■ **Stated task**
Quote every line as given.

::: Records shown

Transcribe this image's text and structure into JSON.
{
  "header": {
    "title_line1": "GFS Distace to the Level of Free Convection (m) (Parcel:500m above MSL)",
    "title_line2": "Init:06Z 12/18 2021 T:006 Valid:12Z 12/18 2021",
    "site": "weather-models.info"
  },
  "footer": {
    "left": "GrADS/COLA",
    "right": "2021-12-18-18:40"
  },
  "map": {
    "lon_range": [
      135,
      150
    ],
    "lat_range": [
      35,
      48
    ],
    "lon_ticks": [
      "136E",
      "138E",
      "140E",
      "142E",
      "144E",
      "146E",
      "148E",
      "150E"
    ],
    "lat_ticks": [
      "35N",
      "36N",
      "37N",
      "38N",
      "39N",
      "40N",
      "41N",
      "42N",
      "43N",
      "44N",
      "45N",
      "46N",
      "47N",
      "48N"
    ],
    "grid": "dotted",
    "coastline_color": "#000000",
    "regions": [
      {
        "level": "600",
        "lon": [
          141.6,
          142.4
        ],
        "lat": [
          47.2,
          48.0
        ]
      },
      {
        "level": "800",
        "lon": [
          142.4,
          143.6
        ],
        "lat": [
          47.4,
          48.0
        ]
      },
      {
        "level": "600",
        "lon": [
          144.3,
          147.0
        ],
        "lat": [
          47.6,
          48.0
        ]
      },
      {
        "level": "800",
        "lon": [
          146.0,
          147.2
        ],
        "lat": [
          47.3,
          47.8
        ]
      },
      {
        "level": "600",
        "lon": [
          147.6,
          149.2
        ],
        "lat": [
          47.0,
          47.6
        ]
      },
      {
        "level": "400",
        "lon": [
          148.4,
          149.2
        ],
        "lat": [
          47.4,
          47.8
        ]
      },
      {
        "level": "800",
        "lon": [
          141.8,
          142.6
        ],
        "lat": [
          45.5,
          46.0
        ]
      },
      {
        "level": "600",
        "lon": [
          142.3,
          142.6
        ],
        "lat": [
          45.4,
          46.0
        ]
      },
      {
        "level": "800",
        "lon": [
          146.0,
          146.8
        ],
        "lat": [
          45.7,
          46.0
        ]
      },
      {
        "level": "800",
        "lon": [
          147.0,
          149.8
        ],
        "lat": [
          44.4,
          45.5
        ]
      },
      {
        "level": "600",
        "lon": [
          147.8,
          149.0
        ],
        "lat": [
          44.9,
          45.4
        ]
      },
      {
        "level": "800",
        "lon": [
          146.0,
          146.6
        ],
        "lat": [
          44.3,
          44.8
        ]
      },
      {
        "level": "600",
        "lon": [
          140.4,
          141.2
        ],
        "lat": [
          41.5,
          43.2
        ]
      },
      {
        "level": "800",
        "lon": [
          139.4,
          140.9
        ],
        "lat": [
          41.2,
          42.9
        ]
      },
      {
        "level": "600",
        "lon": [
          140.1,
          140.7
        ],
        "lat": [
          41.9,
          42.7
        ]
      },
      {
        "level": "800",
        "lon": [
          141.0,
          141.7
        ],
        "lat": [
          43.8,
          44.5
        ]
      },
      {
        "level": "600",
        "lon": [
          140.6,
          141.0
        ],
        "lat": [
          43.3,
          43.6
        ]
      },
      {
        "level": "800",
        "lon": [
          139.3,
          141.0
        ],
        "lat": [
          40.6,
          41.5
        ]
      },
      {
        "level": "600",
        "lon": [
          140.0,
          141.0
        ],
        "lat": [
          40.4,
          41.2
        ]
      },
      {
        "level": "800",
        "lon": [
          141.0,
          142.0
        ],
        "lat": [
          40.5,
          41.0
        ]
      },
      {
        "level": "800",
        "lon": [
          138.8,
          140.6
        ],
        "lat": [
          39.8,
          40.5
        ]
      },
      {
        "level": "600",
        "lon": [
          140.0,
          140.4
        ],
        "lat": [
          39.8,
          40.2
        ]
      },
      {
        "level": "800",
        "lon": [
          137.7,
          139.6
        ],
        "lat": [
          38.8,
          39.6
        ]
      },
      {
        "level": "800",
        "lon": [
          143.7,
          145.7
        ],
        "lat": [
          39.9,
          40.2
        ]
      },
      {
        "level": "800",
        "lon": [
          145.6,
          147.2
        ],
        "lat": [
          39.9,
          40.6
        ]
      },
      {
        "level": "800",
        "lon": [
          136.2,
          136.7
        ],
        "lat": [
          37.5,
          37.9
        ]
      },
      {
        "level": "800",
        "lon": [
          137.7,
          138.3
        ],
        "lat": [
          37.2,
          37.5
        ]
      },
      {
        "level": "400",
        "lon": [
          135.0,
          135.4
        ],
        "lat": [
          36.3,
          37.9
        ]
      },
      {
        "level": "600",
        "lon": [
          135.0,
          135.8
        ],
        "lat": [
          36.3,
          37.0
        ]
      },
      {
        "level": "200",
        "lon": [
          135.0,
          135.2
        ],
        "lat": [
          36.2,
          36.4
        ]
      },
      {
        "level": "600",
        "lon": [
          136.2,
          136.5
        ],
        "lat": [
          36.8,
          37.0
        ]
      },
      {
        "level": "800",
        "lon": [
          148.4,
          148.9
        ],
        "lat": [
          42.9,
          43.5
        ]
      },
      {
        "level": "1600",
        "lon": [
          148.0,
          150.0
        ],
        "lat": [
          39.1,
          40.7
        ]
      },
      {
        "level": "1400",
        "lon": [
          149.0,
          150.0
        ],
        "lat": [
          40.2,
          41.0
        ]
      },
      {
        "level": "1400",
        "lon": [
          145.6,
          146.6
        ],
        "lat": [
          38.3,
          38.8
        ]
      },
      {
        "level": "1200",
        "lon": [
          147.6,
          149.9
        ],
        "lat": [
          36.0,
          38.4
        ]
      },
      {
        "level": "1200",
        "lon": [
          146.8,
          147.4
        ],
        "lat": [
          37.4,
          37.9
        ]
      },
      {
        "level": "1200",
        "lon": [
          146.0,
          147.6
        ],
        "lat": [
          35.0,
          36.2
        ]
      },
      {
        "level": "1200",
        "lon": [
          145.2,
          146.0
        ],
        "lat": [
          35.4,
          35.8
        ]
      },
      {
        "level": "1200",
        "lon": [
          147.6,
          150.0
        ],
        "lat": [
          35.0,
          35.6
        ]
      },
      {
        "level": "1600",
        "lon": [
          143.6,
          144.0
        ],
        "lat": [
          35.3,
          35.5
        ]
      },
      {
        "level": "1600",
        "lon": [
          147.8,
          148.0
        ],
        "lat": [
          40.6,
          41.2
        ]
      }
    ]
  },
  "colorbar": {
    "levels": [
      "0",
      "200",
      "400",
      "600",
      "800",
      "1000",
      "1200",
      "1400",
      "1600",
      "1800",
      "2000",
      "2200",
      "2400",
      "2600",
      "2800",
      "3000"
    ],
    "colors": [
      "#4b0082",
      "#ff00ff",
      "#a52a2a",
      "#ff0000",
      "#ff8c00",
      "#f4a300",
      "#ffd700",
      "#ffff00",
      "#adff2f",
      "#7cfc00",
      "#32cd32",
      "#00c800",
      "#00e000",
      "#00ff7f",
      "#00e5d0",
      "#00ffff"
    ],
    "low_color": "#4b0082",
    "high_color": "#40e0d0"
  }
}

::::::

■ **Final answer**
Transcribe this image's text and structure into JSON.
{
  "header": {
    "title_line1": "GFS Distace to the Level of Free Convection (m) (Parcel:500m above MSL)",
    "title_line2": "Init:06Z 12/18 2021 T:006 Valid:12Z 12/18 2021",
    "site": "weather-models.info"
  },
  "footer": {
    "left": "GrADS/COLA",
    "right": "2021-12-18-18:40"
  },
  "map": {
    "lon_range": [
      135,
      150
    ],
    "lat_range": [
      35,
      48
    ],
    "lon_ticks": [
      "136E",
      "138E",
      "140E",
      "142E",
      "144E",
      "146E",
      "148E",
      "150E"
    ],
    "lat_ticks": [
      "35N",
      "36N",
      "37N",
      "38N",
      "39N",
      "40N",
      "41N",
      "42N",
      "43N",
      "44N",
      "45N",
      "46N",
      "47N",
      "48N"
    ],
    "grid": "dotted",
    "coastline_color": "#000000",
    "regions": [
      {
        "level": "600",
        "lon": [
          141.6,
          142.4
        ],
        "lat": [
          47.2,
          48.0
        ]
      },
      {
        "level": "800",
        "lon": [
          142.4,
          143.6
        ],
        "lat": [
          47.4,
          48.0
        ]
      },
      {
        "level": "600",
        "lon": [
          144.3,
          147.0
        ],
        "lat": [
          47.6,
          48.0
        ]
      },
      {
        "level": "800",
        "lon": [
          146.0,
          147.2
        ],
        "lat": [
          47.3,
          47.8
        ]
      },
      {
        "level": "600",
        "lon": [
          147.6,
          149.2
        ],
        "lat": [
          47.0,
          47.6
        ]
      },
      {
        "level": "400",
        "lon": [
          148.4,
          149.2
        ],
        "lat": [
          47.4,
          47.8
        ]
      },
      {
        "level": "800",
        "lon": [
          141.8,
          142.6
        ],
        "lat": [
          45.5,
          46.0
        ]
      },
      {
        "level": "600",
        "lon": [
          142.3,
          142.6
        ],
        "lat": [
          45.4,
          46.0
        ]
      },
      {
        "level": "800",
        "lon": [
          146.0,
          146.8
        ],
        "lat": [
          45.7,
          46.0
        ]
      },
      {
        "level": "800",
        "lon": [
          147.0,
          149.8
        ],
        "lat": [
          44.4,
          45.5
        ]
      },
      {
        "level": "600",
        "lon": [
          147.8,
          149.0
        ],
        "lat": [
          44.9,
          45.4
        ]
      },
      {
        "level": "800",
        "lon": [
          146.0,
          146.6
        ],
        "lat": [
          44.3,
          44.8
        ]
      },
      {
        "level": "600",
        "lon": [
          140.4,
          141.2
        ],
        "lat": [
          41.5,
          43.2
        ]
      },
      {
        "level": "800",
        "lon": [
          139.4,
          140.9
        ],
        "lat": [
          41.2,
          42.9
        ]
      },
      {
        "level": "600",
        "lon": [
          140.1,
          140.7
        ],
        "lat": [
          41.9,
          42.7
        ]
      },
      {
        "level": "800",
        "lon": [
          141.0,
          141.7
        ],
        "lat": [
          43.8,
          44.5
        ]
      },
      {
        "level": "600",
        "lon": [
          140.6,
          141.0
        ],
        "lat": [
          43.3,
          43.6
        ]
      },
      {
        "level": "800",
        "lon": [
          139.3,
          141.0
        ],
        "lat": [
          40.6,
          41.5
        ]
      },
      {
        "level": "600",
        "lon": [
          140.0,
          141.0
        ],
        "lat": [
          40.4,
          41.2
        ]
      },
      {
        "level": "800",
        "lon": [
          141.0,
          142.0
        ],
        "lat": [
          40.5,
          41.0
        ]
      },
      {
        "level": "800",
        "lon": [
          138.8,
          140.6
        ],
        "lat": [
          39.8,
          40.5
        ]
      },
      {
        "level": "600",
        "lon": [
          140.0,
          140.4
        ],
        "lat": [
          39.8,
          40.2
        ]
      },
      {
        "level": "800",
        "lon": [
          137.7,
          139.6
        ],
        "lat": [
          38.8,
          39.6
        ]
      },
      {
        "level": "800",
        "lon": [
          143.7,
          145.7
        ],
        "lat": [
          39.9,
          40.2
        ]
      },
      {
        "level": "800",
        "lon": [
          145.6,
          147.2
        ],
        "lat": [
          39.9,
          40.6
        ]
      },
      {
        "level": "800",
        "lon": [
          136.2,
          136.7
        ],
        "lat": [
          37.5,
          37.9
        ]
      },
      {
        "level": "800",
        "lon": [
          137.7,
          138.3
        ],
        "lat": [
          37.2,
          37.5
        ]
      },
      {
        "level": "400",
        "lon": [
          135.0,
          135.4
        ],
        "lat": [
          36.3,
          37.9
        ]
      },
      {
        "level": "600",
        "lon": [
          135.0,
          135.8
        ],
        "lat": [
          36.3,
          37.0
        ]
      },
      {
        "level": "200",
        "lon": [
          135.0,
          135.2
        ],
        "lat": [
          36.2,
          36.4
        ]
      },
      {
        "level": "600",
        "lon": [
          136.2,
          136.5
        ],
        "lat": [
          36.8,
          37.0
        ]
      },
      {
        "level": "800",
        "lon": [
          148.4,
          148.9
        ],
        "lat": [
          42.9,
          43.5
        ]
      },
      {
        "level": "1600",
        "lon": [
          148.0,
          150.0
        ],
        "lat": [
          39.1,
          40.7
        ]
      },
      {
        "level": "1400",
        "lon": [
          149.0,
          150.0
        ],
        "lat": [
          40.2,
          41.0
        ]
      },
      {
        "level": "1400",
        "lon": [
          145.6,
          146.6
        ],
        "lat": [
          38.3,
          38.8
        ]
      },
      {
        "level": "1200",
        "lon": [
          147.6,
          149.9
        ],
        "lat": [
          36.0,
          38.4
        ]
      },
      {
        "level": "1200",
        "lon": [
          146.8,
          147.4
        ],
        "lat": [
          37.4,
          37.9
        ]
      },
      {
        "level": "1200",
        "lon": [
          146.0,
          147.6
        ],
        "lat": [
          35.0,
          36.2
        ]
      },
      {
        "level": "1200",
        "lon": [
          145.2,
          146.0
        ],
        "lat": [
          35.4,
          35.8
        ]
      },
      {
        "level": "1200",
        "lon": [
          147.6,
          150.0
        ],
        "lat": [
          35.0,
          35.6
        ]
      },
      {
        "level": "1600",
        "lon": [
          143.6,
          144.0
        ],
        "lat": [
          35.3,
          35.5
        ]
      },
      {
        "level": "1600",
        "lon": [
          147.8,
          148.0
        ],
        "lat": [
          40.6,
          41.2
        ]
      }
    ]
  },
  "colorbar": {
    "levels": [
      "0",
      "200",
      "400",
      "600",
      "800",
      "1000",
      "1200",
      "1400",
      "1600",
      "1800",
      "2000",
      "2200",
      "2400",
      "2600",
      "2800",
      "3000"
    ],
    "colors": [
      "#4b0082",
      "#ff00ff",
      "#a52a2a",
      "#ff0000",
      "#ff8c00",
      "#f4a300",
      "#ffd700",
      "#ffff00",
      "#adff2f",
      "#7cfc00",
      "#32cd32",
      "#00c800",
      "#00e000",
      "#00ff7f",
      "#00e5d0",
      "#00ffff"
    ],
    "low_color": "#4b0082",
    "high_color": "#40e0d0"
  }
}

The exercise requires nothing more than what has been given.